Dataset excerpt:
◇ ◇ ◇ ◇ ◇ ◇ ◇

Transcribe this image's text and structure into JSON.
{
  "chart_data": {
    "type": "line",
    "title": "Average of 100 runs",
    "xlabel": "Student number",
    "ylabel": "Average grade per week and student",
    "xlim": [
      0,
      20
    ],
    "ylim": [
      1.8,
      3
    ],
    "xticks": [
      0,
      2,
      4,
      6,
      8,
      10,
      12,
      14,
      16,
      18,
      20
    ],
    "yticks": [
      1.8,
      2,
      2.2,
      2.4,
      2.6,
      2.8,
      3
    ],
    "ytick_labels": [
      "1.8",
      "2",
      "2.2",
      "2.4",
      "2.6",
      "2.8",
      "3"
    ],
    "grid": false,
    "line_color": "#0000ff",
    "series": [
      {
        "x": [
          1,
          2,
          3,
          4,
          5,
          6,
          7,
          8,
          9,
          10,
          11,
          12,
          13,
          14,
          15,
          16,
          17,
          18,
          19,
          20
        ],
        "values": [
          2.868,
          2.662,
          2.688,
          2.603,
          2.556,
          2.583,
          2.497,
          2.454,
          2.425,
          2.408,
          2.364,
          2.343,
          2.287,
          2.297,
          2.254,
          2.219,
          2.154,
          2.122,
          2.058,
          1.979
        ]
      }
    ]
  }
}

◇ ◇ ◇ ◇ ◇ ◇ ◇

- **WHAT THIS TASK INVOLVES**
Copy out each record from above, exactly.

- **COMPLETE ANSWER**
Transcribe this image's text and structure into JSON.
{
  "chart_data": {
    "type": "line",
    "title": "Average of 100 runs",
    "xlabel": "Student number",
    "ylabel": "Average grade per week and student",
    "xlim": [
      0,
      20
    ],
    "ylim": [
      1.8,
      3
    ],
    "xticks": [
      0,
      2,
      4,
      6,
      8,
      10,
      12,
      14,
      16,
      18,
      20
    ],
    "yticks": [
      1.8,
      2,
      2.2,
      2.4,
      2.6,
      2.8,
      3
    ],
    "ytick_labels": [
      "1.8",
      "2",
      "2.2",
      "2.4",
      "2.6",
      "2.8",
      "3"
    ],
    "grid": false,
    "line_color": "#0000ff",
    "series": [
      {
        "x": [
          1,
          2,
          3,
          4,
          5,
          6,
          7,
          8,
          9,
          10,
          11,
          12,
          13,
          14,
          15,
          16,
          17,
          18,
          19,
          20
        ],
        "values": [
          2.868,
          2.662,
          2.688,
          2.603,
          2.556,
          2.583,
          2.497,
          2.454,
          2.425,
          2.408,
          2.364,
          2.343,
          2.287,
          2.297,
          2.254,
          2.219,
          2.154,
          2.122,
          2.058,
          1.979
        ]
      }
    ]
  }
}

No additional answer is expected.